Chart and figure data:
>>>>

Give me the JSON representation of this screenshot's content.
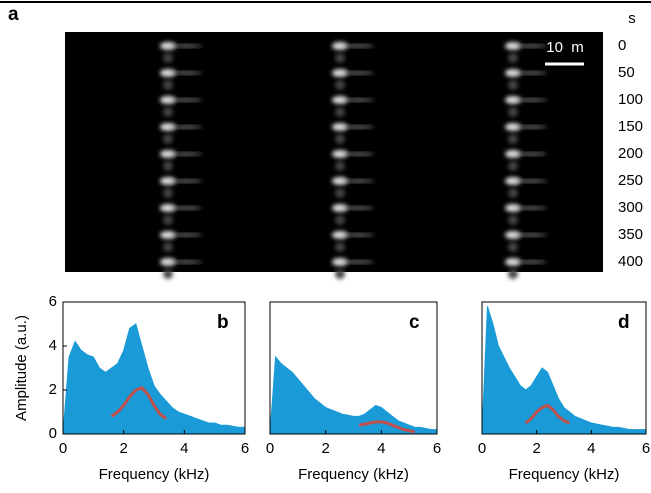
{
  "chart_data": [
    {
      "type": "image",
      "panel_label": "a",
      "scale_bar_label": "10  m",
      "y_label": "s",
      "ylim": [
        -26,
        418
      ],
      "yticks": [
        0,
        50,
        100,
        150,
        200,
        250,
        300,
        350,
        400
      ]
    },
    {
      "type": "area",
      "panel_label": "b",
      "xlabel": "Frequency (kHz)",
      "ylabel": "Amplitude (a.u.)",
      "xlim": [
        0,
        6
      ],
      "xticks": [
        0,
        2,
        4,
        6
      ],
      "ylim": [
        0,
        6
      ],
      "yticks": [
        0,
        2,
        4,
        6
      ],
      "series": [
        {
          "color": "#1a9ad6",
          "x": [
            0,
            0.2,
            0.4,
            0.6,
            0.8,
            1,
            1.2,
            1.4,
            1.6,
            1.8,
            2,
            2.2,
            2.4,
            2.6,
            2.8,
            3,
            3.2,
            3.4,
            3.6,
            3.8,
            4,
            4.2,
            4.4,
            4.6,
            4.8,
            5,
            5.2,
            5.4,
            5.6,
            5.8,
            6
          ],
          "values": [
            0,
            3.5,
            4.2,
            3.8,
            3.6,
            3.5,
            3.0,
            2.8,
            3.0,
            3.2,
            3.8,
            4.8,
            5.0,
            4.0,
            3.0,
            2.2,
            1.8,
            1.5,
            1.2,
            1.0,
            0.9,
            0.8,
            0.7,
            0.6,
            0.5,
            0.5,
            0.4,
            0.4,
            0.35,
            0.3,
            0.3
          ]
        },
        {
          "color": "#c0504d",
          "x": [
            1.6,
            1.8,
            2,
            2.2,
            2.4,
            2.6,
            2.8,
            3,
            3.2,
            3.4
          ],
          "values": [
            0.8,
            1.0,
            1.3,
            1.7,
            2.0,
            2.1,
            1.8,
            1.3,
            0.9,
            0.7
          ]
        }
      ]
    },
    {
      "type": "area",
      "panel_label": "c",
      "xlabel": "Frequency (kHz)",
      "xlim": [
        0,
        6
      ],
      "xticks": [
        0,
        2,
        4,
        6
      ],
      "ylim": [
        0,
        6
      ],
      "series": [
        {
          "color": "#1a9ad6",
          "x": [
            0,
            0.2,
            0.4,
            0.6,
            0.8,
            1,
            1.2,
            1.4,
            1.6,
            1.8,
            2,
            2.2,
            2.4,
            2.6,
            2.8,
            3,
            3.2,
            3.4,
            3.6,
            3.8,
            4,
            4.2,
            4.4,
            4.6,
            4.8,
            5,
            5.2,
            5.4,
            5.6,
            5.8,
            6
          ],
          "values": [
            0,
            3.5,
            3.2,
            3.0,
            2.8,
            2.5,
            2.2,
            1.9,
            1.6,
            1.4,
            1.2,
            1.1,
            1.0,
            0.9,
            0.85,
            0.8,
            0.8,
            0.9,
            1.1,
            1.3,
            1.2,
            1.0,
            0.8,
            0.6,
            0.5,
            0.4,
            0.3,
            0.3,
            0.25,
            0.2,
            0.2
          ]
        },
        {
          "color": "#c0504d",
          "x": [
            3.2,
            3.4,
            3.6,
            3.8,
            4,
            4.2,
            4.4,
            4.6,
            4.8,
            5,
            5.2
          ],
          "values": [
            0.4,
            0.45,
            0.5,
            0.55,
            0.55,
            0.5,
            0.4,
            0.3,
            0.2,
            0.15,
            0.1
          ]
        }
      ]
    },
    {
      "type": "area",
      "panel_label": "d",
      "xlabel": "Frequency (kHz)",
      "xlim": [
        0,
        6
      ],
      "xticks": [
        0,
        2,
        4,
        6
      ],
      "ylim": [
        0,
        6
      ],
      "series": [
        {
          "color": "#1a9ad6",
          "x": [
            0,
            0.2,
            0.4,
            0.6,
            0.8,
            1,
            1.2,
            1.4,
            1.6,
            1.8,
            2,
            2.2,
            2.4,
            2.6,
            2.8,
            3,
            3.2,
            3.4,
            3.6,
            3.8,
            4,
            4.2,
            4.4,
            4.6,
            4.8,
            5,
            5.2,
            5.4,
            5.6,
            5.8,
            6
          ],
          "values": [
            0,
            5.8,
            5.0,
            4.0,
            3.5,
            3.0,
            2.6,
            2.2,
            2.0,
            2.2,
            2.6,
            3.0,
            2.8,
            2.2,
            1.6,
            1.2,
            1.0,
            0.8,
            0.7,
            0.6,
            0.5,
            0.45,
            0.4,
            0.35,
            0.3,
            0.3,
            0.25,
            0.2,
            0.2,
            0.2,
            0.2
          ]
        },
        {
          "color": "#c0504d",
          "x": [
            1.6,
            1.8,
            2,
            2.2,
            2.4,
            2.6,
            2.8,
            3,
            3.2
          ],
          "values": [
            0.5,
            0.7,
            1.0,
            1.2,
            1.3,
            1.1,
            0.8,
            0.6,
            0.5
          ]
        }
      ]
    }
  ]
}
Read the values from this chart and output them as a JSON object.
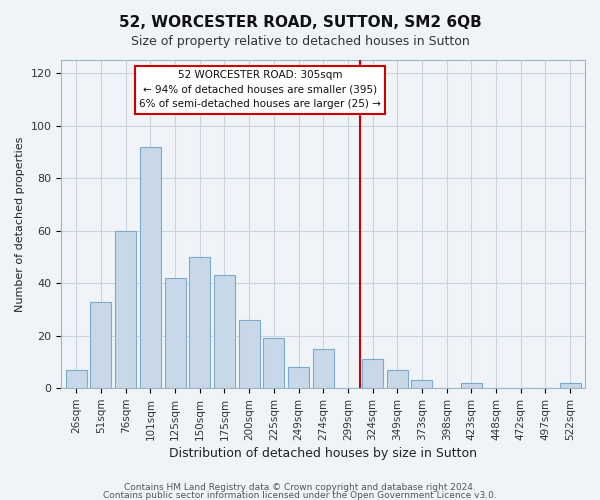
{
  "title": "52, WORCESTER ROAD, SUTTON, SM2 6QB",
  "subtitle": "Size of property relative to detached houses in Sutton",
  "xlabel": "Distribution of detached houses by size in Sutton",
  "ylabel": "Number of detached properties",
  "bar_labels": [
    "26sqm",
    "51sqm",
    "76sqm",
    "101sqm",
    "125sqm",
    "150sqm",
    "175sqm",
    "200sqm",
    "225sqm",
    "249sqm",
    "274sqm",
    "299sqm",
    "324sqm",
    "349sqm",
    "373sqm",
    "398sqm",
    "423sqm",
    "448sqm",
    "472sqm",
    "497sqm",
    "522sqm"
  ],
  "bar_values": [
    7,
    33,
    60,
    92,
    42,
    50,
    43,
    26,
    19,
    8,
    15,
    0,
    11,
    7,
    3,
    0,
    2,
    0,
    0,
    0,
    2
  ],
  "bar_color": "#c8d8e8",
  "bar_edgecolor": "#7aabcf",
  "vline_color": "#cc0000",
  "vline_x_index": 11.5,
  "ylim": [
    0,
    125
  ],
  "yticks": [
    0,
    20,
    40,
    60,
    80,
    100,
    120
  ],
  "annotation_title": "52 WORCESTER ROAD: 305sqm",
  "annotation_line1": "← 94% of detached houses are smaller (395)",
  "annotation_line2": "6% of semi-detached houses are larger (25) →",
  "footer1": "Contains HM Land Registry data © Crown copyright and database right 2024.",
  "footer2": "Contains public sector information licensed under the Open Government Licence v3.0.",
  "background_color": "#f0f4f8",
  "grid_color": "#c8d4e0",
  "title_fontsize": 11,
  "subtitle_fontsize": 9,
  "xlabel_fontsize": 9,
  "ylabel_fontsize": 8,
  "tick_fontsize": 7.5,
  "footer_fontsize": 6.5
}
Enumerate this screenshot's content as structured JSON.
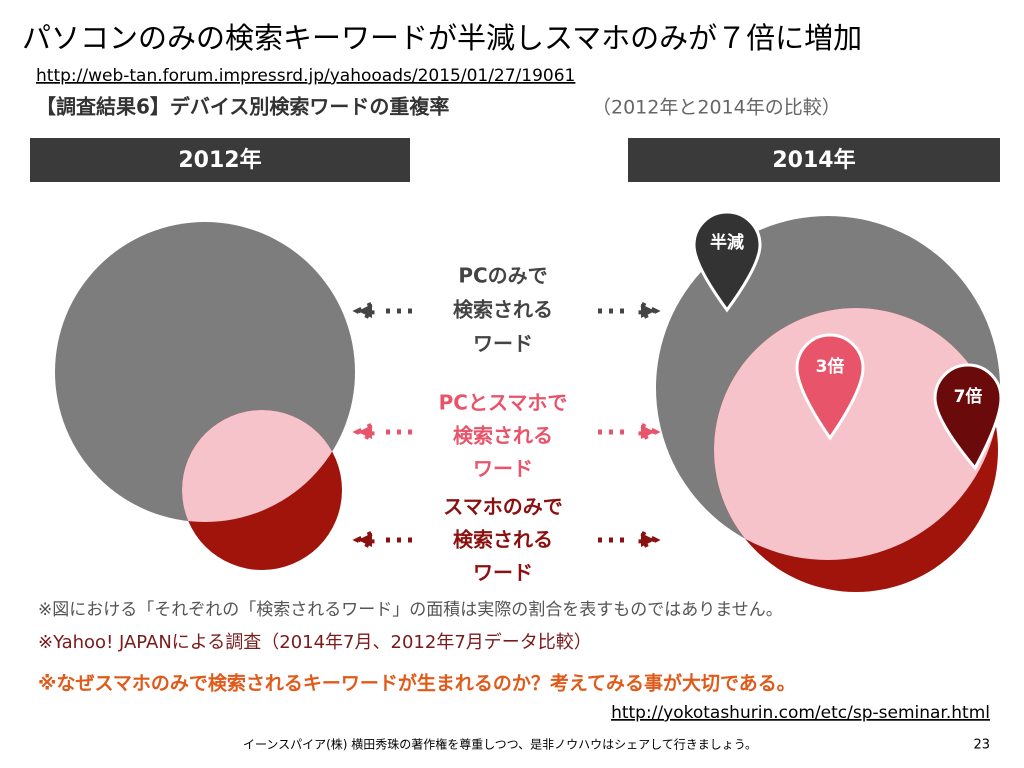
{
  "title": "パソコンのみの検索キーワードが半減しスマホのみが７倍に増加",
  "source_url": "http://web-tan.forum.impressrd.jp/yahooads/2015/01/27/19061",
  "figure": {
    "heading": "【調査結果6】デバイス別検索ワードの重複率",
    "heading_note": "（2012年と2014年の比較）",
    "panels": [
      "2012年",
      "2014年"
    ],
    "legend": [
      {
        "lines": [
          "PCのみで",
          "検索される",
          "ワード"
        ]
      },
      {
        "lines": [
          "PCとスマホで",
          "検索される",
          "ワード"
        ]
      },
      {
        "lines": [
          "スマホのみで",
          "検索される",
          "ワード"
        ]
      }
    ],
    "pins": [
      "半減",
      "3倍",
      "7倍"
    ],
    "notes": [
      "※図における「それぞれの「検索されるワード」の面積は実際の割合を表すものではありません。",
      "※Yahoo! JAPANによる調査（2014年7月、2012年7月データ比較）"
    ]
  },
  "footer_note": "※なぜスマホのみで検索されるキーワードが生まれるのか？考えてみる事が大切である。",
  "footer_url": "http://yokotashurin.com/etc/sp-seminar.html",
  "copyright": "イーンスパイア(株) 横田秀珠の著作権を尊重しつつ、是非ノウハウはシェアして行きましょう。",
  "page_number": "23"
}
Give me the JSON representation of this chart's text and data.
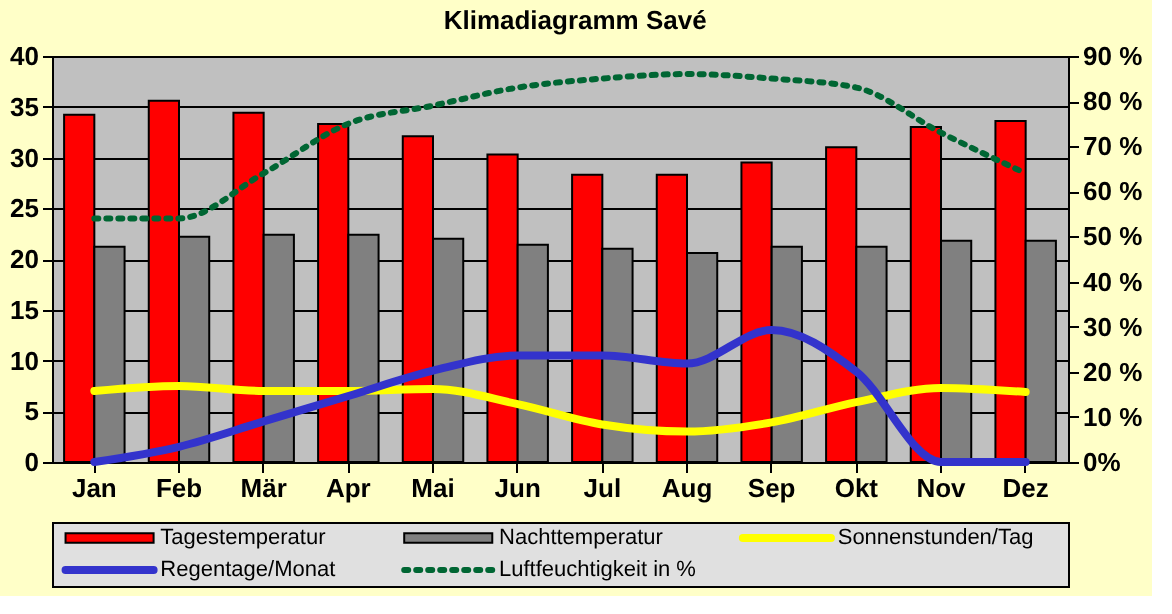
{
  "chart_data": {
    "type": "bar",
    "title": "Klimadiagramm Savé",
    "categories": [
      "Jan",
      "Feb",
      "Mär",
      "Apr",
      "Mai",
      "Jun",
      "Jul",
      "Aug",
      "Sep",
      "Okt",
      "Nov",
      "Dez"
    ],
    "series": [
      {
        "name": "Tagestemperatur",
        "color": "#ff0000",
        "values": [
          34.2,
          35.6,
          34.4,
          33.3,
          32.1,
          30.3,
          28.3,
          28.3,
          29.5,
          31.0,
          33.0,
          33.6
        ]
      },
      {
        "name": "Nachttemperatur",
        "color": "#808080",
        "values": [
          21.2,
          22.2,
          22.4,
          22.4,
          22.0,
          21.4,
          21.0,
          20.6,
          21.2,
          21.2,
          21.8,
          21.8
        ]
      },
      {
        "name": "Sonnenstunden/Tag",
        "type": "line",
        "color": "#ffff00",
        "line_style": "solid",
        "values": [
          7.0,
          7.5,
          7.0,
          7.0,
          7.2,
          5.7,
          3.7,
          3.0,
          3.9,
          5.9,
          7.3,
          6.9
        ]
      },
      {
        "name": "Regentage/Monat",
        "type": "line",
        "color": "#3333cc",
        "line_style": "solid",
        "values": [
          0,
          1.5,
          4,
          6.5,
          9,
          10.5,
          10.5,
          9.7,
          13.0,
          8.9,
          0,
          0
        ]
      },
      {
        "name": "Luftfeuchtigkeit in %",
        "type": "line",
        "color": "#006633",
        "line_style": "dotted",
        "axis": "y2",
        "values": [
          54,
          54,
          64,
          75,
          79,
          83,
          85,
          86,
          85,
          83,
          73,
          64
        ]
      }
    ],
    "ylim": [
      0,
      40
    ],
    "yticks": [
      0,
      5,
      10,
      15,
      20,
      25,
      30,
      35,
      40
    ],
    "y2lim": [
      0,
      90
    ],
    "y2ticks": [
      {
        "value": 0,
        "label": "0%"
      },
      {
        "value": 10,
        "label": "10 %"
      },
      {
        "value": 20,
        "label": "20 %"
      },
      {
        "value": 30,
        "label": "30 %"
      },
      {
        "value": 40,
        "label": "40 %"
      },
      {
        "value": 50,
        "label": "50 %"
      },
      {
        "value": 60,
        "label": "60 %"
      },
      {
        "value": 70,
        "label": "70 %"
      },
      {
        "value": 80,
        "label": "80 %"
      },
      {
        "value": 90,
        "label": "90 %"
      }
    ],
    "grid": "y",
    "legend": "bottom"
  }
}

<<<<

Identify and copy lines that hold the string "representation".

_Written solution:_
Give me the JSON representation of this screenshot's content.
Give me the JSON representation of this chart's text and data.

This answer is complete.